Required work: Reproduce all of the material word for word.

Dataset entries on figures:
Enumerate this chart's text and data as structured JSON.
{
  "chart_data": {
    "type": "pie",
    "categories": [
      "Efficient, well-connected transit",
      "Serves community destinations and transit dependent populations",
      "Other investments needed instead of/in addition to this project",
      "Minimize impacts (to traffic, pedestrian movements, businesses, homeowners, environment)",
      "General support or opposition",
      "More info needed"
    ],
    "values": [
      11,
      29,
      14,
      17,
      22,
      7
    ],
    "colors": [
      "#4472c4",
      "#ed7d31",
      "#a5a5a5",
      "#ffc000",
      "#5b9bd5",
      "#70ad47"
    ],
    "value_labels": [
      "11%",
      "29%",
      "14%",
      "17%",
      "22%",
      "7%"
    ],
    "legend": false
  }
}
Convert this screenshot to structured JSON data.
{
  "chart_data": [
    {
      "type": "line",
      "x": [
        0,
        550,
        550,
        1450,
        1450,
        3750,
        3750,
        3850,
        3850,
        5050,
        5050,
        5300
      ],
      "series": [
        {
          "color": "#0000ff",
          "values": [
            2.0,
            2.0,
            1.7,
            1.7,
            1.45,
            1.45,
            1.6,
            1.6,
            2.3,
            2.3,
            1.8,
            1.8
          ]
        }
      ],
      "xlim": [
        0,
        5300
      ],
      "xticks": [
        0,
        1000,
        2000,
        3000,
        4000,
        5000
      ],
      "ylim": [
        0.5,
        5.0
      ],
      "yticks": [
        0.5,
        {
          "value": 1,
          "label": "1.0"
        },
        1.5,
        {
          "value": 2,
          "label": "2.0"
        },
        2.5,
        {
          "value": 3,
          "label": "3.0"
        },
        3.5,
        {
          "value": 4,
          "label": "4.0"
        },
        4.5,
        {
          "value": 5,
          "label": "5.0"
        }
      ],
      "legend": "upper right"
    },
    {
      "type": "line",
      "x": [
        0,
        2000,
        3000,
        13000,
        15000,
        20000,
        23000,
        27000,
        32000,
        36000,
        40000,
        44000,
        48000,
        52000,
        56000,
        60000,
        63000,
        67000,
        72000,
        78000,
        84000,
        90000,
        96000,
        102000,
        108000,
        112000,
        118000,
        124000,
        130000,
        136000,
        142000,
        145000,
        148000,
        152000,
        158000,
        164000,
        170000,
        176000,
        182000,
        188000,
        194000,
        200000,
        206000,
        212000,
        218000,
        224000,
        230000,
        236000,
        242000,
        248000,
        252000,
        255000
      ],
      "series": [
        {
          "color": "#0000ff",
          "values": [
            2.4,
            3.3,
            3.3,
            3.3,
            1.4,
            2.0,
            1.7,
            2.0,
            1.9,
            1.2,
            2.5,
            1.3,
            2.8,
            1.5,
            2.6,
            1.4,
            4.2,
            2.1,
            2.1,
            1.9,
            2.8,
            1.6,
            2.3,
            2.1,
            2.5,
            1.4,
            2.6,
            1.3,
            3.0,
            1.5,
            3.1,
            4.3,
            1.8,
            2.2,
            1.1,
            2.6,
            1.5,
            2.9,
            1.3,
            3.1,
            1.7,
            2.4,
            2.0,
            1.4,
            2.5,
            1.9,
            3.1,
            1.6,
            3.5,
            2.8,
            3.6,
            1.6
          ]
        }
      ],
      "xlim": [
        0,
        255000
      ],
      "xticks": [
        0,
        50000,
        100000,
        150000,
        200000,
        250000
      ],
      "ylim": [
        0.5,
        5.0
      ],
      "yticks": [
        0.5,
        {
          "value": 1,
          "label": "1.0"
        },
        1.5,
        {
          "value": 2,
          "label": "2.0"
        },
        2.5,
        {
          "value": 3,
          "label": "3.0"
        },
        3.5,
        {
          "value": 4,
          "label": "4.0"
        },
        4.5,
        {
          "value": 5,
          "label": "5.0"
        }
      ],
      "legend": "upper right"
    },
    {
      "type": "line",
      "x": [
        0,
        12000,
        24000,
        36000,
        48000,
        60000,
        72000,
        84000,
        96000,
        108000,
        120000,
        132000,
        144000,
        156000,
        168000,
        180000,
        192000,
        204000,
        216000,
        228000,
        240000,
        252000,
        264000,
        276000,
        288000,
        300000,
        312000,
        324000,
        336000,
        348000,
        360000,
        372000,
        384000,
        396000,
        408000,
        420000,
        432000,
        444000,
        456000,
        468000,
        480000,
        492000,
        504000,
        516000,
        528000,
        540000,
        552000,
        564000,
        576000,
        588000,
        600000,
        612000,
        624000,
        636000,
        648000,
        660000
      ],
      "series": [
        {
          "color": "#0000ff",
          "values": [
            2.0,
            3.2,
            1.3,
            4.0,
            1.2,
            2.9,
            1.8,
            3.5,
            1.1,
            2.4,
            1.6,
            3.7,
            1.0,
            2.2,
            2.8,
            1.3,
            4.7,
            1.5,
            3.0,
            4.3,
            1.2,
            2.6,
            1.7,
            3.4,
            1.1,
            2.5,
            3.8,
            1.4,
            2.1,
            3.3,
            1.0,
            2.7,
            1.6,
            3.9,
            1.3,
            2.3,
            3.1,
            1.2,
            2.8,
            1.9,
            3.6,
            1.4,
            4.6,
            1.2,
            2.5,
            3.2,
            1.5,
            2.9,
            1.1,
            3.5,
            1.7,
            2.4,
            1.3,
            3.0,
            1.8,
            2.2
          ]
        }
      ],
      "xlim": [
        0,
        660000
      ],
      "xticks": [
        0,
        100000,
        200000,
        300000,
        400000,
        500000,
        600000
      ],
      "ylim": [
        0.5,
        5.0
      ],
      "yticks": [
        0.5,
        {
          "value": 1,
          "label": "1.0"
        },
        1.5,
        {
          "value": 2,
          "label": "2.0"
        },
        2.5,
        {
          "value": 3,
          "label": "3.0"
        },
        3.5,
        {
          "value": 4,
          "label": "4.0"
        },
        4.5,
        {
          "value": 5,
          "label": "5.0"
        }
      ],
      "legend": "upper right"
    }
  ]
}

Task answer:
Enumerate this chart's text and data as structured JSON.
{
  "chart_data": {
    "type": "pie",
    "categories": [
      "Efficient, well-connected transit",
      "Serves community destinations and transit dependent populations",
      "Other investments needed instead of/in addition to this project",
      "Minimize impacts (to traffic, pedestrian movements, businesses, homeowners, environment)",
      "General support or opposition",
      "More info needed"
    ],
    "values": [
      11,
      29,
      14,
      17,
      22,
      7
    ],
    "colors": [
      "#4472c4",
      "#ed7d31",
      "#a5a5a5",
      "#ffc000",
      "#5b9bd5",
      "#70ad47"
    ],
    "value_labels": [
      "11%",
      "29%",
      "14%",
      "17%",
      "22%",
      "7%"
    ],
    "legend": false
  }
}
Convert this screenshot to structured JSON data.
{
  "chart_data": [
    {
      "type": "line",
      "x": [
        0,
        550,
        550,
        1450,
        1450,
        3750,
        3750,
        3850,
        3850,
        5050,
        5050,
        5300
      ],
      "series": [
        {
          "color": "#0000ff",
          "values": [
            2.0,
            2.0,
            1.7,
            1.7,
            1.45,
            1.45,
            1.6,
            1.6,
            2.3,
            2.3,
            1.8,
            1.8
          ]
        }
      ],
      "xlim": [
        0,
        5300
      ],
      "xticks": [
        0,
        1000,
        2000,
        3000,
        4000,
        5000
      ],
      "ylim": [
        0.5,
        5.0
      ],
      "yticks": [
        0.5,
        {
          "value": 1,
          "label": "1.0"
        },
        1.5,
        {
          "value": 2,
          "label": "2.0"
        },
        2.5,
        {
          "value": 3,
          "label": "3.0"
        },
        3.5,
        {
          "value": 4,
          "label": "4.0"
        },
        4.5,
        {
          "value": 5,
          "label": "5.0"
        }
      ],
      "legend": "upper right"
    },
    {
      "type": "line",
      "x": [
        0,
        2000,
        3000,
        13000,
        15000,
        20000,
        23000,
        27000,
        32000,
        36000,
        40000,
        44000,
        48000,
        52000,
        56000,
        60000,
        63000,
        67000,
        72000,
        78000,
        84000,
        90000,
        96000,
        102000,
        108000,
        112000,
        118000,
        124000,
        130000,
        136000,
        142000,
        145000,
        148000,
        152000,
        158000,
        164000,
        170000,
        176000,
        182000,
        188000,
        194000,
        200000,
        206000,
        212000,
        218000,
        224000,
        230000,
        236000,
        242000,
        248000,
        252000,
        255000
      ],
      "series": [
        {
          "color": "#0000ff",
          "values": [
            2.4,
            3.3,
            3.3,
            3.3,
            1.4,
            2.0,
            1.7,
            2.0,
            1.9,
            1.2,
            2.5,
            1.3,
            2.8,
            1.5,
            2.6,
            1.4,
            4.2,
            2.1,
            2.1,
            1.9,
            2.8,
            1.6,
            2.3,
            2.1,
            2.5,
            1.4,
            2.6,
            1.3,
            3.0,
            1.5,
            3.1,
            4.3,
            1.8,
            2.2,
            1.1,
            2.6,
            1.5,
            2.9,
            1.3,
            3.1,
            1.7,
            2.4,
            2.0,
            1.4,
            2.5,
            1.9,
            3.1,
            1.6,
            3.5,
            2.8,
            3.6,
            1.6
          ]
        }
      ],
      "xlim": [
        0,
        255000
      ],
      "xticks": [
        0,
        50000,
        100000,
        150000,
        200000,
        250000
      ],
      "ylim": [
        0.5,
        5.0
      ],
      "yticks": [
        0.5,
        {
          "value": 1,
          "label": "1.0"
        },
        1.5,
        {
          "value": 2,
          "label": "2.0"
        },
        2.5,
        {
          "value": 3,
          "label": "3.0"
        },
        3.5,
        {
          "value": 4,
          "label": "4.0"
        },
        4.5,
        {
          "value": 5,
          "label": "5.0"
        }
      ],
      "legend": "upper right"
    },
    {
      "type": "line",
      "x": [
        0,
        12000,
        24000,
        36000,
        48000,
        60000,
        72000,
        84000,
        96000,
        108000,
        120000,
        132000,
        144000,
        156000,
        168000,
        180000,
        192000,
        204000,
        216000,
        228000,
        240000,
        252000,
        264000,
        276000,
        288000,
        300000,
        312000,
        324000,
        336000,
        348000,
        360000,
        372000,
        384000,
        396000,
        408000,
        420000,
        432000,
        444000,
        456000,
        468000,
        480000,
        492000,
        504000,
        516000,
        528000,
        540000,
        552000,
        564000,
        576000,
        588000,
        600000,
        612000,
        624000,
        636000,
        648000,
        660000
      ],
      "series": [
        {
          "color": "#0000ff",
          "values": [
            2.0,
            3.2,
            1.3,
            4.0,
            1.2,
            2.9,
            1.8,
            3.5,
            1.1,
            2.4,
            1.6,
            3.7,
            1.0,
            2.2,
            2.8,
            1.3,
            4.7,
            1.5,
            3.0,
            4.3,
            1.2,
            2.6,
            1.7,
            3.4,
            1.1,
            2.5,
            3.8,
            1.4,
            2.1,
            3.3,
            1.0,
            2.7,
            1.6,
            3.9,
            1.3,
            2.3,
            3.1,
            1.2,
            2.8,
            1.9,
            3.6,
            1.4,
            4.6,
            1.2,
            2.5,
            3.2,
            1.5,
            2.9,
            1.1,
            3.5,
            1.7,
            2.4,
            1.3,
            3.0,
            1.8,
            2.2
          ]
        }
      ],
      "xlim": [
        0,
        660000
      ],
      "xticks": [
        0,
        100000,
        200000,
        300000,
        400000,
        500000,
        600000
      ],
      "ylim": [
        0.5,
        5.0
      ],
      "yticks": [
        0.5,
        {
          "value": 1,
          "label": "1.0"
        },
        1.5,
        {
          "value": 2,
          "label": "2.0"
        },
        2.5,
        {
          "value": 3,
          "label": "3.0"
        },
        3.5,
        {
          "value": 4,
          "label": "4.0"
        },
        4.5,
        {
          "value": 5,
          "label": "5.0"
        }
      ],
      "legend": "upper right"
    }
  ]
}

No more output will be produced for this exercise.